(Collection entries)
┄┄┄┄┄┄

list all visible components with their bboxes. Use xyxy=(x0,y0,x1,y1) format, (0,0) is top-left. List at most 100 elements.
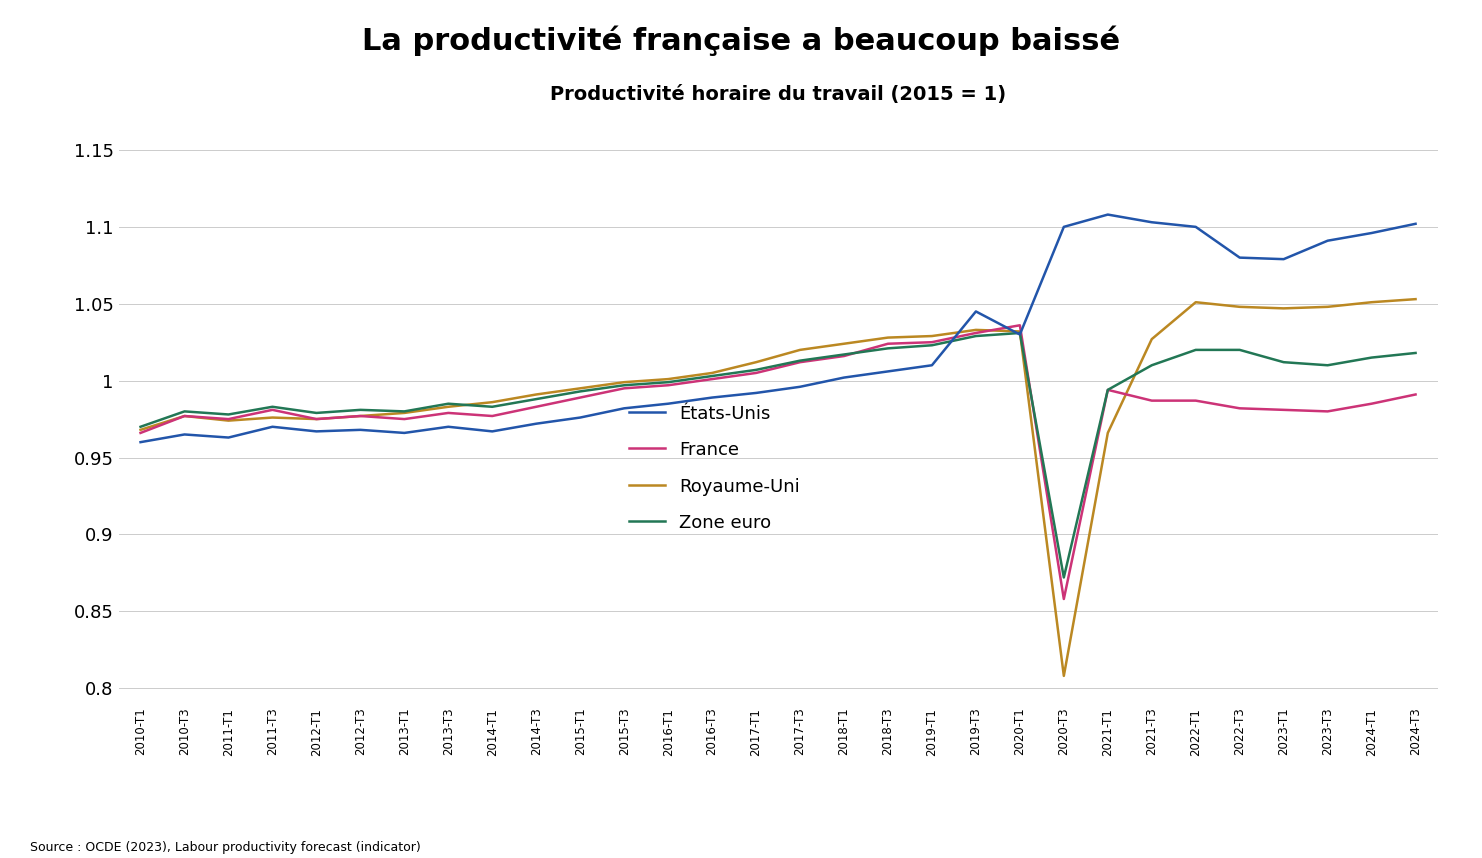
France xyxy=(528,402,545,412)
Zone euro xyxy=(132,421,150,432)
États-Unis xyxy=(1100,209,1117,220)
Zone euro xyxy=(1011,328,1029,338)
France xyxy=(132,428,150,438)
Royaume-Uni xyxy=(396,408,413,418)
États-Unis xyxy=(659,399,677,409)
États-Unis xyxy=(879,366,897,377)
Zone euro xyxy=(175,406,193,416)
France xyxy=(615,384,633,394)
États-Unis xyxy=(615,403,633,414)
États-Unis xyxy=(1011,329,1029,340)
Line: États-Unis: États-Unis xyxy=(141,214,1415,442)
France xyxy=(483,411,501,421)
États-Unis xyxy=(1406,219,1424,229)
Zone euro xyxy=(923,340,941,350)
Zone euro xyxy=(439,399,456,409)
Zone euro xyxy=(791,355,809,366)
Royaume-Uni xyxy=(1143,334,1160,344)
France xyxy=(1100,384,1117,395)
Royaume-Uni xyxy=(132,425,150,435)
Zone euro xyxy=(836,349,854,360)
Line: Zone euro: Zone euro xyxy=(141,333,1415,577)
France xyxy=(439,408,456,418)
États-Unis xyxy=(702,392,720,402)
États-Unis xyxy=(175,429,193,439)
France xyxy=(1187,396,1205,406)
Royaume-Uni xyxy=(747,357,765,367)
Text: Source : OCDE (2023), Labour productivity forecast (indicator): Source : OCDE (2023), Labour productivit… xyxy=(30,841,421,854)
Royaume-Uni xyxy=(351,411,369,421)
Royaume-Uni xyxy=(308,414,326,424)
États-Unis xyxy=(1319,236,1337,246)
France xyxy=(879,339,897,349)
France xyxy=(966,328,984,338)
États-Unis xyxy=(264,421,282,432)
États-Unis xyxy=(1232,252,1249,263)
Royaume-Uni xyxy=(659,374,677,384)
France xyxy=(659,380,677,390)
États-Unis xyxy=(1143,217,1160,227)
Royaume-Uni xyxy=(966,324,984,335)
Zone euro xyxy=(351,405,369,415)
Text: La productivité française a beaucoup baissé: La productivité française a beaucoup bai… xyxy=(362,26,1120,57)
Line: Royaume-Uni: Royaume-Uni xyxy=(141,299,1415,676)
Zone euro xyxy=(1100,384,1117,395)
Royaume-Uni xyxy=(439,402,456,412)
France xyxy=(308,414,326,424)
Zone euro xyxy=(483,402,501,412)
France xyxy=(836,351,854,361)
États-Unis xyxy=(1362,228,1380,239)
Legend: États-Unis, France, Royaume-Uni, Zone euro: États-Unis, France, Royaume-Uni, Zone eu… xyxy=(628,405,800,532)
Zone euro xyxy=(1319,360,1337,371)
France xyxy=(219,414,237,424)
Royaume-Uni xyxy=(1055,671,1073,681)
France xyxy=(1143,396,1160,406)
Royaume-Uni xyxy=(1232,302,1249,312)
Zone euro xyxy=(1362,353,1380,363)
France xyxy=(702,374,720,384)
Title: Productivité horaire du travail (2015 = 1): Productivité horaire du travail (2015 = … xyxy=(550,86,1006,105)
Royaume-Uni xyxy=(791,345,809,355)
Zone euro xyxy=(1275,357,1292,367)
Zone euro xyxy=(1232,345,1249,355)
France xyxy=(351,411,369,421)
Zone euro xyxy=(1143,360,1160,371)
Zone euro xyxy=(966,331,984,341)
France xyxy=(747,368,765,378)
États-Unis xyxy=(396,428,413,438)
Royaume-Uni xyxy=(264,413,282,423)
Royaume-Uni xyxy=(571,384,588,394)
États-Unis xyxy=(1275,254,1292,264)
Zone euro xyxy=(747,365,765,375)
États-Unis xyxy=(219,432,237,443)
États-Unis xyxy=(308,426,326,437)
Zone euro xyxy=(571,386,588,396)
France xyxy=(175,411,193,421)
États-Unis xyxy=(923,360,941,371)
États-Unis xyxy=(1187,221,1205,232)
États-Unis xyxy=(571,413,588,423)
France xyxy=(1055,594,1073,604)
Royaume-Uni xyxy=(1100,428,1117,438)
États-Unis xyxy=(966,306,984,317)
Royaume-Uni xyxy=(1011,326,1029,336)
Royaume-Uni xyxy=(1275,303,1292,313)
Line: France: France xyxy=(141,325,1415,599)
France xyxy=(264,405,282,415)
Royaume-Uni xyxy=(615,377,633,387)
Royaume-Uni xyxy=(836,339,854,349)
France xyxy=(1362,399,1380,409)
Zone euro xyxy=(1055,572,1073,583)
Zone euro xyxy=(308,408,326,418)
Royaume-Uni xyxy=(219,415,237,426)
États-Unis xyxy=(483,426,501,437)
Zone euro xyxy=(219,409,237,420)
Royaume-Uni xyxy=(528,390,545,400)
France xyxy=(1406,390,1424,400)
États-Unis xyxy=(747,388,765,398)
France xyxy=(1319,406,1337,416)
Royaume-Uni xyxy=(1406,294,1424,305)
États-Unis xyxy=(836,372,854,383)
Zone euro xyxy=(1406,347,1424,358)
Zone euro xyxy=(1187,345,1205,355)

┄┄┄┄┄┄

**Task description**. Rewrite all of the lines above with "Royaume-Uni" swapped for "Grande-Bretagne" wherever it occurs, keeping everything else the same. Omit the pictures from your answer.

**The result**.
list all visible components with their bboxes. Use xyxy=(x0,y0,x1,y1) format, (0,0) is top-left. List at most 100 elements.
France xyxy=(528,402,545,412)
Zone euro xyxy=(132,421,150,432)
États-Unis xyxy=(1100,209,1117,220)
Zone euro xyxy=(1011,328,1029,338)
France xyxy=(132,428,150,438)
Grande-Bretagne xyxy=(396,408,413,418)
États-Unis xyxy=(659,399,677,409)
États-Unis xyxy=(879,366,897,377)
Zone euro xyxy=(175,406,193,416)
France xyxy=(615,384,633,394)
États-Unis xyxy=(615,403,633,414)
États-Unis xyxy=(1011,329,1029,340)
Line: États-Unis: États-Unis xyxy=(141,214,1415,442)
France xyxy=(483,411,501,421)
États-Unis xyxy=(1406,219,1424,229)
Zone euro xyxy=(923,340,941,350)
Zone euro xyxy=(439,399,456,409)
Zone euro xyxy=(791,355,809,366)
Grande-Bretagne xyxy=(1143,334,1160,344)
France xyxy=(1100,384,1117,395)
Grande-Bretagne xyxy=(132,425,150,435)
Zone euro xyxy=(836,349,854,360)
Line: Zone euro: Zone euro xyxy=(141,333,1415,577)
France xyxy=(439,408,456,418)
États-Unis xyxy=(702,392,720,402)
États-Unis xyxy=(175,429,193,439)
France xyxy=(1187,396,1205,406)
Grande-Bretagne xyxy=(747,357,765,367)
Text: Source : OCDE (2023), Labour productivity forecast (indicator): Source : OCDE (2023), Labour productivit… xyxy=(30,841,421,854)
Grande-Bretagne xyxy=(351,411,369,421)
Grande-Bretagne xyxy=(308,414,326,424)
États-Unis xyxy=(1319,236,1337,246)
France xyxy=(879,339,897,349)
France xyxy=(966,328,984,338)
États-Unis xyxy=(264,421,282,432)
États-Unis xyxy=(1232,252,1249,263)
Grande-Bretagne xyxy=(659,374,677,384)
France xyxy=(659,380,677,390)
États-Unis xyxy=(1143,217,1160,227)
Grande-Bretagne xyxy=(966,324,984,335)
Zone euro xyxy=(351,405,369,415)
Text: La productivité française a beaucoup baissé: La productivité française a beaucoup bai… xyxy=(362,26,1120,57)
Line: Grande-Bretagne: Grande-Bretagne xyxy=(141,299,1415,676)
Zone euro xyxy=(1100,384,1117,395)
Grande-Bretagne xyxy=(439,402,456,412)
France xyxy=(308,414,326,424)
Zone euro xyxy=(483,402,501,412)
France xyxy=(836,351,854,361)
États-Unis xyxy=(1362,228,1380,239)
Legend: États-Unis, France, Grande-Bretagne, Zone euro: États-Unis, France, Grande-Bretagne, Zone eu… xyxy=(628,405,800,532)
Zone euro xyxy=(1319,360,1337,371)
France xyxy=(219,414,237,424)
Grande-Bretagne xyxy=(1055,671,1073,681)
France xyxy=(1143,396,1160,406)
Grande-Bretagne xyxy=(1232,302,1249,312)
Zone euro xyxy=(1362,353,1380,363)
France xyxy=(702,374,720,384)
Title: Productivité horaire du travail (2015 = 1): Productivité horaire du travail (2015 = … xyxy=(550,86,1006,105)
Grande-Bretagne xyxy=(791,345,809,355)
Zone euro xyxy=(1275,357,1292,367)
Zone euro xyxy=(1232,345,1249,355)
France xyxy=(351,411,369,421)
Zone euro xyxy=(1143,360,1160,371)
Zone euro xyxy=(966,331,984,341)
France xyxy=(747,368,765,378)
États-Unis xyxy=(396,428,413,438)
Grande-Bretagne xyxy=(264,413,282,423)
Grande-Bretagne xyxy=(571,384,588,394)
États-Unis xyxy=(1275,254,1292,264)
Zone euro xyxy=(747,365,765,375)
États-Unis xyxy=(219,432,237,443)
États-Unis xyxy=(308,426,326,437)
Zone euro xyxy=(571,386,588,396)
France xyxy=(175,411,193,421)
États-Unis xyxy=(923,360,941,371)
États-Unis xyxy=(1187,221,1205,232)
États-Unis xyxy=(571,413,588,423)
France xyxy=(1055,594,1073,604)
Grande-Bretagne xyxy=(1100,428,1117,438)
États-Unis xyxy=(966,306,984,317)
Grande-Bretagne xyxy=(1011,326,1029,336)
Grande-Bretagne xyxy=(1275,303,1292,313)
Line: France: France xyxy=(141,325,1415,599)
France xyxy=(264,405,282,415)
Grande-Bretagne xyxy=(615,377,633,387)
Grande-Bretagne xyxy=(836,339,854,349)
France xyxy=(1362,399,1380,409)
Zone euro xyxy=(1055,572,1073,583)
Zone euro xyxy=(308,408,326,418)
Grande-Bretagne xyxy=(219,415,237,426)
États-Unis xyxy=(483,426,501,437)
Zone euro xyxy=(219,409,237,420)
Grande-Bretagne xyxy=(528,390,545,400)
France xyxy=(1406,390,1424,400)
États-Unis xyxy=(747,388,765,398)
France xyxy=(1319,406,1337,416)
Grande-Bretagne xyxy=(1406,294,1424,305)
États-Unis xyxy=(836,372,854,383)
Zone euro xyxy=(1406,347,1424,358)
Zone euro xyxy=(1187,345,1205,355)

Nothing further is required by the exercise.